◆ **MATERIAL FOR THIS TASK**
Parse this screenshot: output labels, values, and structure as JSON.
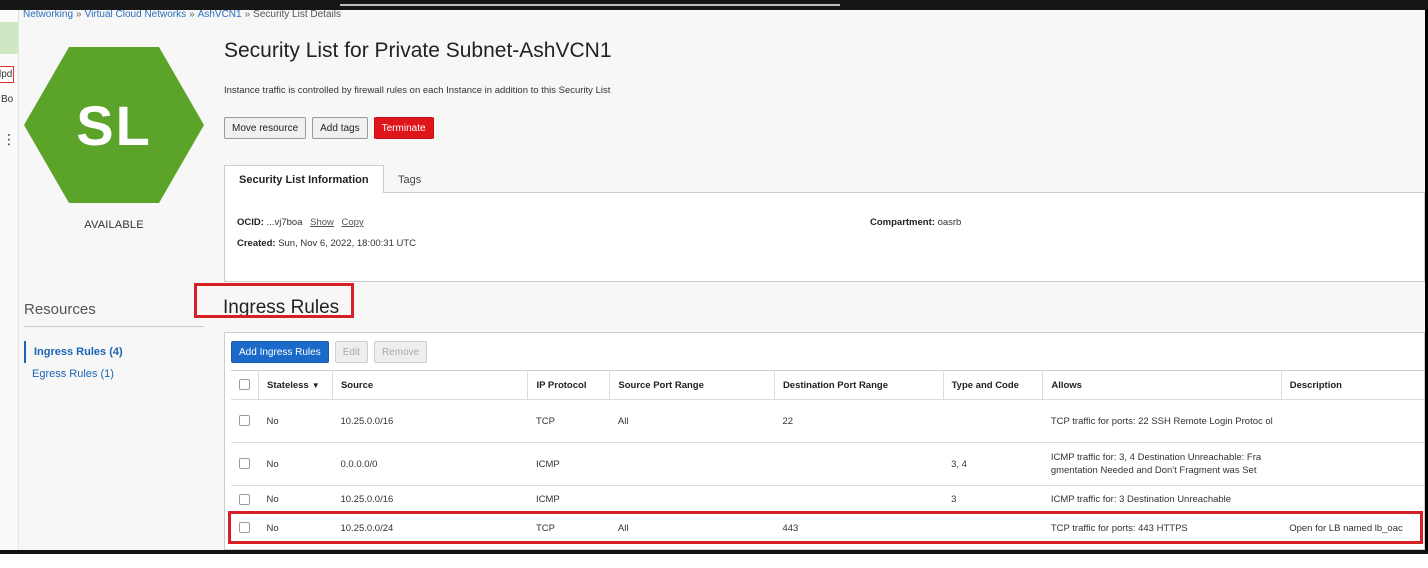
{
  "edge": {
    "fragment_top": "lpd",
    "fragment_mid": "Bo",
    "fragment_dots": "⋮"
  },
  "breadcrumb": {
    "items": [
      "Networking",
      "Virtual Cloud Networks",
      "AshVCN1",
      "Security List Details"
    ],
    "separator": "»"
  },
  "resource": {
    "badge": "SL",
    "badge_color": "#5ca32a",
    "status": "AVAILABLE",
    "title": "Security List for Private Subnet-AshVCN1",
    "description": "Instance traffic is controlled by firewall rules on each Instance in addition to this Security List"
  },
  "actions": {
    "move": "Move resource",
    "tags": "Add tags",
    "terminate": "Terminate"
  },
  "tabs": {
    "info": "Security List Information",
    "tags": "Tags"
  },
  "info": {
    "ocid_label": "OCID:",
    "ocid_value": "...vj7boa",
    "show": "Show",
    "copy": "Copy",
    "created_label": "Created:",
    "created_value": "Sun, Nov 6, 2022, 18:00:31 UTC",
    "compartment_label": "Compartment:",
    "compartment_value": "oasrb"
  },
  "resources": {
    "title": "Resources",
    "items": [
      {
        "label": "Ingress Rules (4)",
        "active": true
      },
      {
        "label": "Egress Rules (1)",
        "active": false
      }
    ]
  },
  "ingress": {
    "title": "Ingress Rules",
    "add_button": "Add Ingress Rules",
    "edit_button": "Edit",
    "remove_button": "Remove",
    "columns": [
      "Stateless",
      "Source",
      "IP Protocol",
      "Source Port Range",
      "Destination Port Range",
      "Type and Code",
      "Allows",
      "Description"
    ],
    "sort_icon": "▼",
    "rows": [
      {
        "stateless": "No",
        "source": "10.25.0.0/16",
        "protocol": "TCP",
        "src_port": "All",
        "dst_port": "22",
        "type_code": "",
        "allows": "TCP traffic for ports: 22 SSH Remote Login Protoc ol",
        "description": ""
      },
      {
        "stateless": "No",
        "source": "0.0.0.0/0",
        "protocol": "ICMP",
        "src_port": "",
        "dst_port": "",
        "type_code": "3, 4",
        "allows": "ICMP traffic for: 3, 4 Destination Unreachable: Fra gmentation Needed and Don't Fragment was Set",
        "description": ""
      },
      {
        "stateless": "No",
        "source": "10.25.0.0/16",
        "protocol": "ICMP",
        "src_port": "",
        "dst_port": "",
        "type_code": "3",
        "allows": "ICMP traffic for: 3 Destination Unreachable",
        "description": ""
      },
      {
        "stateless": "No",
        "source": "10.25.0.0/24",
        "protocol": "TCP",
        "src_port": "All",
        "dst_port": "443",
        "type_code": "",
        "allows": "TCP traffic for ports: 443 HTTPS",
        "description": "Open for LB named lb_oac"
      }
    ]
  },
  "colors": {
    "link": "#1a64b4",
    "primary": "#1b6ac9",
    "danger": "#e0151b",
    "highlight": "#d62027"
  }
}
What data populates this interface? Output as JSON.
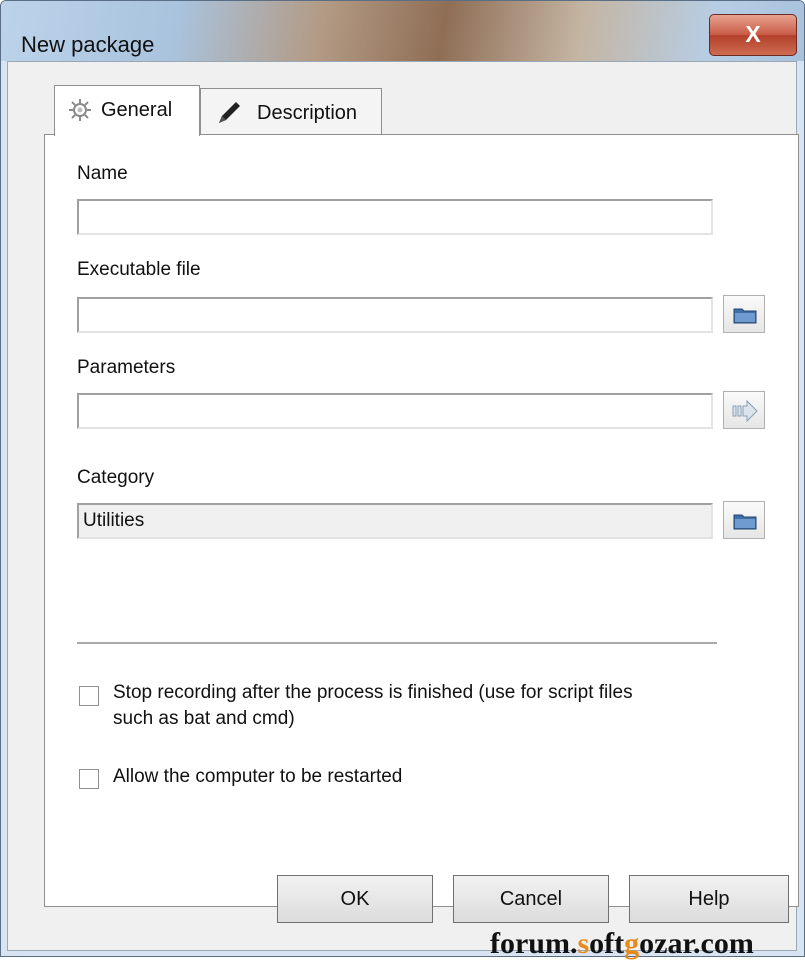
{
  "window": {
    "title": "New package",
    "close_label": "X"
  },
  "tabs": [
    {
      "label": "General",
      "icon": "gear-icon"
    },
    {
      "label": "Description",
      "icon": "pencil-icon"
    }
  ],
  "form": {
    "name": {
      "label": "Name",
      "value": ""
    },
    "executable": {
      "label": "Executable file",
      "value": "",
      "button_icon": "folder-icon"
    },
    "parameters": {
      "label": "Parameters",
      "value": "",
      "button_icon": "arrow-right-icon"
    },
    "category": {
      "label": "Category",
      "value": "Utilities",
      "button_icon": "folder-icon"
    }
  },
  "options": {
    "stop_recording": {
      "label": "Stop recording after the process is finished (use for script files such as bat and cmd)",
      "checked": false
    },
    "allow_restart": {
      "label": "Allow the computer to be restarted",
      "checked": false
    }
  },
  "buttons": {
    "ok": "OK",
    "cancel": "Cancel",
    "help": "Help"
  },
  "watermark": {
    "a": "forum.",
    "b": "s",
    "c": "oft",
    "d": "g",
    "e": "ozar.com"
  }
}
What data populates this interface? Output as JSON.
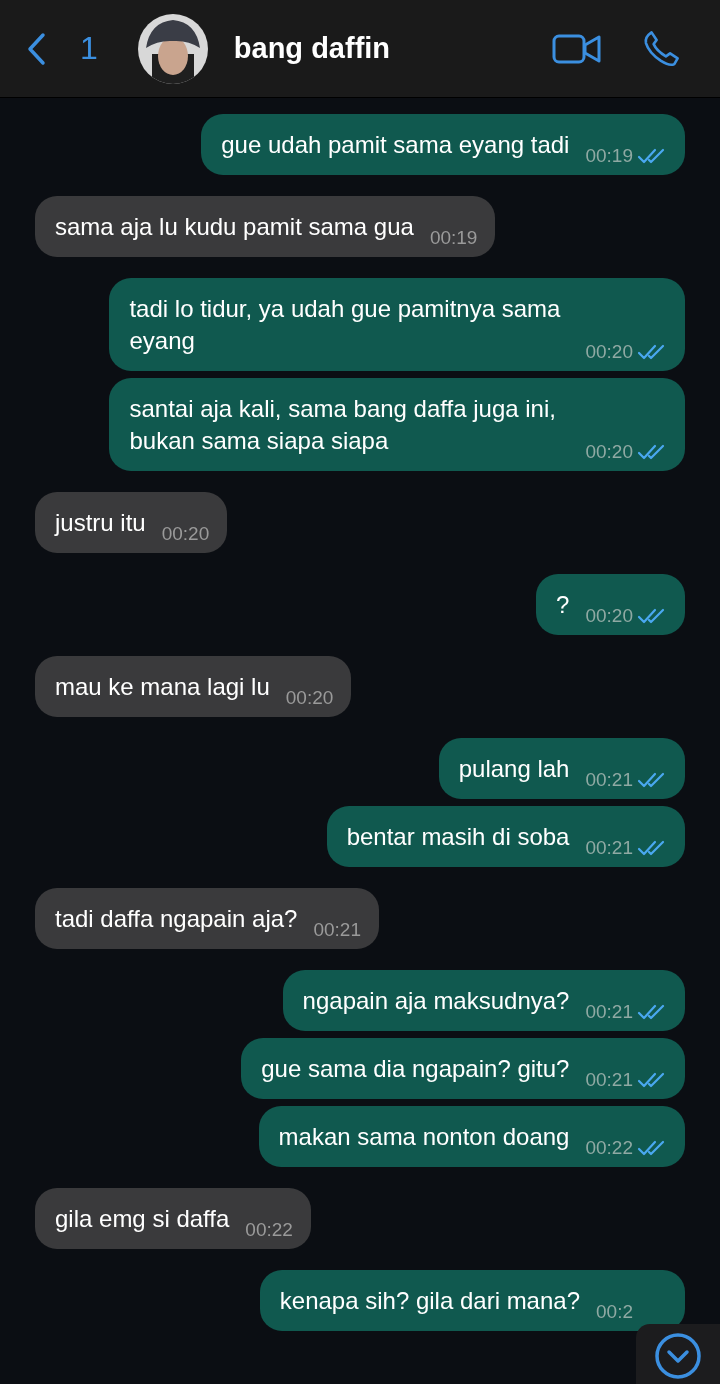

◆ **TASK**
Take the records above and transcribe them exactly, dropping every picture.

◆ **EXERCISE RESPONSE**
Parse this screenshot: output labels, values, and structure as JSON.
{
  "edge": {
    "fragment_top": "lpd",
    "fragment_mid": "Bo",
    "fragment_dots": "⋮"
  },
  "breadcrumb": {
    "items": [
      "Networking",
      "Virtual Cloud Networks",
      "AshVCN1",
      "Security List Details"
    ],
    "separator": "»"
  },
  "resource": {
    "badge": "SL",
    "badge_color": "#5ca32a",
    "status": "AVAILABLE",
    "title": "Security List for Private Subnet-AshVCN1",
    "description": "Instance traffic is controlled by firewall rules on each Instance in addition to this Security List"
  },
  "actions": {
    "move": "Move resource",
    "tags": "Add tags",
    "terminate": "Terminate"
  },
  "tabs": {
    "info": "Security List Information",
    "tags": "Tags"
  },
  "info": {
    "ocid_label": "OCID:",
    "ocid_value": "...vj7boa",
    "show": "Show",
    "copy": "Copy",
    "created_label": "Created:",
    "created_value": "Sun, Nov 6, 2022, 18:00:31 UTC",
    "compartment_label": "Compartment:",
    "compartment_value": "oasrb"
  },
  "resources": {
    "title": "Resources",
    "items": [
      {
        "label": "Ingress Rules (4)",
        "active": true
      },
      {
        "label": "Egress Rules (1)",
        "active": false
      }
    ]
  },
  "ingress": {
    "title": "Ingress Rules",
    "add_button": "Add Ingress Rules",
    "edit_button": "Edit",
    "remove_button": "Remove",
    "columns": [
      "Stateless",
      "Source",
      "IP Protocol",
      "Source Port Range",
      "Destination Port Range",
      "Type and Code",
      "Allows",
      "Description"
    ],
    "sort_icon": "▼",
    "rows": [
      {
        "stateless": "No",
        "source": "10.25.0.0/16",
        "protocol": "TCP",
        "src_port": "All",
        "dst_port": "22",
        "type_code": "",
        "allows": "TCP traffic for ports: 22 SSH Remote Login Protoc ol",
        "description": ""
      },
      {
        "stateless": "No",
        "source": "0.0.0.0/0",
        "protocol": "ICMP",
        "src_port": "",
        "dst_port": "",
        "type_code": "3, 4",
        "allows": "ICMP traffic for: 3, 4 Destination Unreachable: Fra gmentation Needed and Don't Fragment was Set",
        "description": ""
      },
      {
        "stateless": "No",
        "source": "10.25.0.0/16",
        "protocol": "ICMP",
        "src_port": "",
        "dst_port": "",
        "type_code": "3",
        "allows": "ICMP traffic for: 3 Destination Unreachable",
        "description": ""
      },
      {
        "stateless": "No",
        "source": "10.25.0.0/24",
        "protocol": "TCP",
        "src_port": "All",
        "dst_port": "443",
        "type_code": "",
        "allows": "TCP traffic for ports: 443 HTTPS",
        "description": "Open for LB named lb_oac"
      }
    ]
  },
  "colors": {
    "link": "#1a64b4",
    "primary": "#1b6ac9",
    "danger": "#e0151b",
    "highlight": "#d62027"
  }
}
What data populates this interface? Output as JSON.
{
  "window": {
    "title": "New package",
    "close_label": "X"
  },
  "tabs": [
    {
      "label": "General",
      "icon": "gear-icon"
    },
    {
      "label": "Description",
      "icon": "pencil-icon"
    }
  ],
  "form": {
    "name": {
      "label": "Name",
      "value": ""
    },
    "executable": {
      "label": "Executable file",
      "value": "",
      "button_icon": "folder-icon"
    },
    "parameters": {
      "label": "Parameters",
      "value": "",
      "button_icon": "arrow-right-icon"
    },
    "category": {
      "label": "Category",
      "value": "Utilities",
      "button_icon": "folder-icon"
    }
  },
  "options": {
    "stop_recording": {
      "label": "Stop recording after the process is finished (use for script files such as bat and cmd)",
      "checked": false
    },
    "allow_restart": {
      "label": "Allow the computer to be restarted",
      "checked": false
    }
  },
  "buttons": {
    "ok": "OK",
    "cancel": "Cancel",
    "help": "Help"
  },
  "watermark": {
    "a": "forum.",
    "b": "s",
    "c": "oft",
    "d": "g",
    "e": "ozar.com"
  }
}
What data populates this interface? Output as JSON.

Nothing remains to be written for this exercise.